Write out as a numbered list the rows below, everything from the row containing "x-tick-label: 0.4 [281, 425, 313, 451]" down to the row containing "data-point [334, 285, 342, 293]", leaving out any blank lines.

== PROVIDED DATA

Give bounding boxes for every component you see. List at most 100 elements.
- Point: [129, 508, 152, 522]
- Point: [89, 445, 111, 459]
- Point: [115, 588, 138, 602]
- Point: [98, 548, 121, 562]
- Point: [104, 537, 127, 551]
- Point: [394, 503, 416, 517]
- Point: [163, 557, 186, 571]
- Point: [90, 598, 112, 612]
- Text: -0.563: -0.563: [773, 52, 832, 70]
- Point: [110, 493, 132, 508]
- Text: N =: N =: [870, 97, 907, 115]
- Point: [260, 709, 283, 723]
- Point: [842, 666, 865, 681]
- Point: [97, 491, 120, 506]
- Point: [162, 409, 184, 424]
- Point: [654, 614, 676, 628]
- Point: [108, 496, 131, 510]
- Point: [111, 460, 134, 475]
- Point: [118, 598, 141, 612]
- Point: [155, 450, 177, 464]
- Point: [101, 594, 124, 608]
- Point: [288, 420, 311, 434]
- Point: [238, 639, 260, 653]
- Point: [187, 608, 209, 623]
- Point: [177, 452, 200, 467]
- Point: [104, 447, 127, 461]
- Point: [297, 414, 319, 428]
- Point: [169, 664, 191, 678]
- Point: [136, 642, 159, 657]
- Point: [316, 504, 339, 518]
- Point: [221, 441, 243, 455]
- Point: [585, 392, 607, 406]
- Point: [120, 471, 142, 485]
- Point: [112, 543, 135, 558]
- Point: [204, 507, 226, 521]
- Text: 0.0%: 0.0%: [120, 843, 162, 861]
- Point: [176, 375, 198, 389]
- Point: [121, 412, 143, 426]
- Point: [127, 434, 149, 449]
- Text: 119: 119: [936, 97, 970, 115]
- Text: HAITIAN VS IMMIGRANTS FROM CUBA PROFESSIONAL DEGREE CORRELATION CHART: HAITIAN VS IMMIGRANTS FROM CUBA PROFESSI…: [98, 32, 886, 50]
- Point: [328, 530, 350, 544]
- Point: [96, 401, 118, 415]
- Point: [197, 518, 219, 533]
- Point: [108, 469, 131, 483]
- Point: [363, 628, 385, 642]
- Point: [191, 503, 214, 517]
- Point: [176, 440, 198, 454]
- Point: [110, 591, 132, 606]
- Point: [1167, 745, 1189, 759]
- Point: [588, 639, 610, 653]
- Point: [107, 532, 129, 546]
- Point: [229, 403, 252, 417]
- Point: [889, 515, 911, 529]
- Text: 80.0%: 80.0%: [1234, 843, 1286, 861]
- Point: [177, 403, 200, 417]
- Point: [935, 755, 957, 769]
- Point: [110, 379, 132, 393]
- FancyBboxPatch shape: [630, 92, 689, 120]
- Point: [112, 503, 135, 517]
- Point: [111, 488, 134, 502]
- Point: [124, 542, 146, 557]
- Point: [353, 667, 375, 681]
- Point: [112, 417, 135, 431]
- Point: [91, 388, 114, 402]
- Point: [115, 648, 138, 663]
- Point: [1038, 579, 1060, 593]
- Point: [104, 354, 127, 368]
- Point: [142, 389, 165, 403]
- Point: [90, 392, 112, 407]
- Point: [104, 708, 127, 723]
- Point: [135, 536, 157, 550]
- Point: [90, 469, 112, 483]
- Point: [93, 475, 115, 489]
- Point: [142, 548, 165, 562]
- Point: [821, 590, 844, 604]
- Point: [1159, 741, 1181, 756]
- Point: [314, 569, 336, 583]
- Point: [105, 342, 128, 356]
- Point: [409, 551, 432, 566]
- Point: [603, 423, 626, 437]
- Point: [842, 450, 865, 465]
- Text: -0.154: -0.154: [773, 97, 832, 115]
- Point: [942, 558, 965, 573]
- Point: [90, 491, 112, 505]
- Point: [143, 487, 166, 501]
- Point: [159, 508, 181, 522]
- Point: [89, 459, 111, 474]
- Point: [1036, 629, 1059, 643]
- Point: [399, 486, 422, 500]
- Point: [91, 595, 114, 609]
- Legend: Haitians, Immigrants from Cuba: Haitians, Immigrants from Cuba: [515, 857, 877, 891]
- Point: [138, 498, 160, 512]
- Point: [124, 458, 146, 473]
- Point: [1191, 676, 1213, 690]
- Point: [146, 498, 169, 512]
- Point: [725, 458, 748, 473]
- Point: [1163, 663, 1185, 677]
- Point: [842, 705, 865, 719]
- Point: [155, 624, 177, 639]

====
== PROVIDED DATA

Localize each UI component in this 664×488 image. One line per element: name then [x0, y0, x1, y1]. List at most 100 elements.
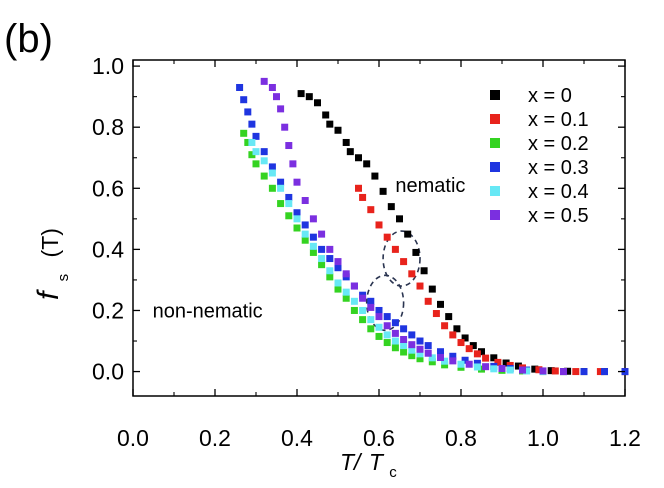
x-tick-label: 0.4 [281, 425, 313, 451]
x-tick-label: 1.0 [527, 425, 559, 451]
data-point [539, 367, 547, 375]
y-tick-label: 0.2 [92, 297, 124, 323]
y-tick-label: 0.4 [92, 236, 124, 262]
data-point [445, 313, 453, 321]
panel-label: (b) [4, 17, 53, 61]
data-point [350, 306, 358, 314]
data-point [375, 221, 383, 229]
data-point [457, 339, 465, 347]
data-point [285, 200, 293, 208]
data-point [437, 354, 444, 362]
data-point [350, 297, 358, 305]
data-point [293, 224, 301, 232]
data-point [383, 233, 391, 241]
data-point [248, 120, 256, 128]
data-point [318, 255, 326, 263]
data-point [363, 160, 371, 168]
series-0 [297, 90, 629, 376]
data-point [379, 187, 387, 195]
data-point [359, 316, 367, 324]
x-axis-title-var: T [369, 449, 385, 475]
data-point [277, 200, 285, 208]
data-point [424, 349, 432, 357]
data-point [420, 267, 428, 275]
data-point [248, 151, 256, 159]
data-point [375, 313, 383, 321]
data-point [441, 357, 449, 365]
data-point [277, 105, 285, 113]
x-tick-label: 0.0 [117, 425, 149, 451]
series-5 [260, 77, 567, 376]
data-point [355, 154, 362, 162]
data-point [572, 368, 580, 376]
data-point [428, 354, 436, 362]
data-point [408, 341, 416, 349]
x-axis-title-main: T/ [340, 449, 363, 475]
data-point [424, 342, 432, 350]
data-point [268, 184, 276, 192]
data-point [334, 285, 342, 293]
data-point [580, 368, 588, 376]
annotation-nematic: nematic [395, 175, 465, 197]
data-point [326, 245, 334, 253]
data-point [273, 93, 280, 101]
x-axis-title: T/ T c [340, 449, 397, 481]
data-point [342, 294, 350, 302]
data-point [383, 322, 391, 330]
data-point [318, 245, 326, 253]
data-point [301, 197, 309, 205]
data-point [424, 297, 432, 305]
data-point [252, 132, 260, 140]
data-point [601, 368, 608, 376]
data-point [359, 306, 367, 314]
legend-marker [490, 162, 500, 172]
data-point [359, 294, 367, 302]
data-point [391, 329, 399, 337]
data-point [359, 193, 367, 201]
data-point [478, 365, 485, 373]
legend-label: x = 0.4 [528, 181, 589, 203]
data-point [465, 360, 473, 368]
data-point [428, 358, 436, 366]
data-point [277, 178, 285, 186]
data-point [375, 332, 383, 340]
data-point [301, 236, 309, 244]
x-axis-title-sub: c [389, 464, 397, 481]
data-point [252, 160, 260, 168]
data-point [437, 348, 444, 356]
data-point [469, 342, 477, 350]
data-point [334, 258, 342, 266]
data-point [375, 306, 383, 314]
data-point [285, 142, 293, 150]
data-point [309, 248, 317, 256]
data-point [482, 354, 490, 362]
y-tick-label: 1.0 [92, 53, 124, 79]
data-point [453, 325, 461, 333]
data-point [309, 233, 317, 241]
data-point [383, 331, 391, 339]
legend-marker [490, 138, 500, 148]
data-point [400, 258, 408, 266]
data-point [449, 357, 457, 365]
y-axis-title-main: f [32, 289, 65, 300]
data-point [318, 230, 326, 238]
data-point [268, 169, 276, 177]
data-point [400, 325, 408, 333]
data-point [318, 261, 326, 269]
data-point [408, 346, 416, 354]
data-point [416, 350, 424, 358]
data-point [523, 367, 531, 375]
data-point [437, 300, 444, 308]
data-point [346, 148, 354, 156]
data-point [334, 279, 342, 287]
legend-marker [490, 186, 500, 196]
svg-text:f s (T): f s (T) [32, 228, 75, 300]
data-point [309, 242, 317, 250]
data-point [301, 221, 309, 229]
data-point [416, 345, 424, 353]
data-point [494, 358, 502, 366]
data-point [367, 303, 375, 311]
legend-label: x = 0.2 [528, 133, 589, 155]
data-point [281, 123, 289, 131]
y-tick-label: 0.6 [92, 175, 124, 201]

====

FINAL RESULT:
1. x-tick-label: 0.4 [281, 425, 313, 451]
2. x-tick-label: 1.0 [527, 425, 559, 451]
3. data-point [539, 367, 547, 375]
4. y-tick-label: 0.2 [92, 297, 124, 323]
5. y-tick-label: 0.4 [92, 236, 124, 262]
6. data-point [445, 313, 453, 321]
7. panel-label: (b) [4, 17, 53, 61]
8. data-point [350, 306, 358, 314]
9. data-point [375, 221, 383, 229]
10. data-point [457, 339, 465, 347]
11. data-point [285, 200, 293, 208]
12. data-point [437, 354, 444, 362]
13. data-point [350, 297, 358, 305]
14. data-point [293, 224, 301, 232]
15. data-point [383, 233, 391, 241]
16. data-point [248, 120, 256, 128]
17. data-point [318, 255, 326, 263]
18. data-point [363, 160, 371, 168]
19. series-0 [297, 90, 629, 376]
20. data-point [379, 187, 387, 195]
21. data-point [359, 316, 367, 324]
22. x-axis-title-var: T [369, 449, 385, 475]
23. data-point [277, 200, 285, 208]
24. data-point [424, 349, 432, 357]
25. data-point [420, 267, 428, 275]
26. data-point [248, 151, 256, 159]
27. data-point [375, 313, 383, 321]
28. data-point [441, 357, 449, 365]
29. data-point [277, 105, 285, 113]
30. x-tick-label: 0.0 [117, 425, 149, 451]
31. series-5 [260, 77, 567, 376]
32. data-point [355, 154, 362, 162]
33. data-point [572, 368, 580, 376]
34. data-point [428, 354, 436, 362]
35. data-point [408, 341, 416, 349]
36. x-axis-title-main: T/ [340, 449, 363, 475]
37. data-point [424, 342, 432, 350]
38. data-point [268, 184, 276, 192]
39. data-point [334, 285, 342, 293]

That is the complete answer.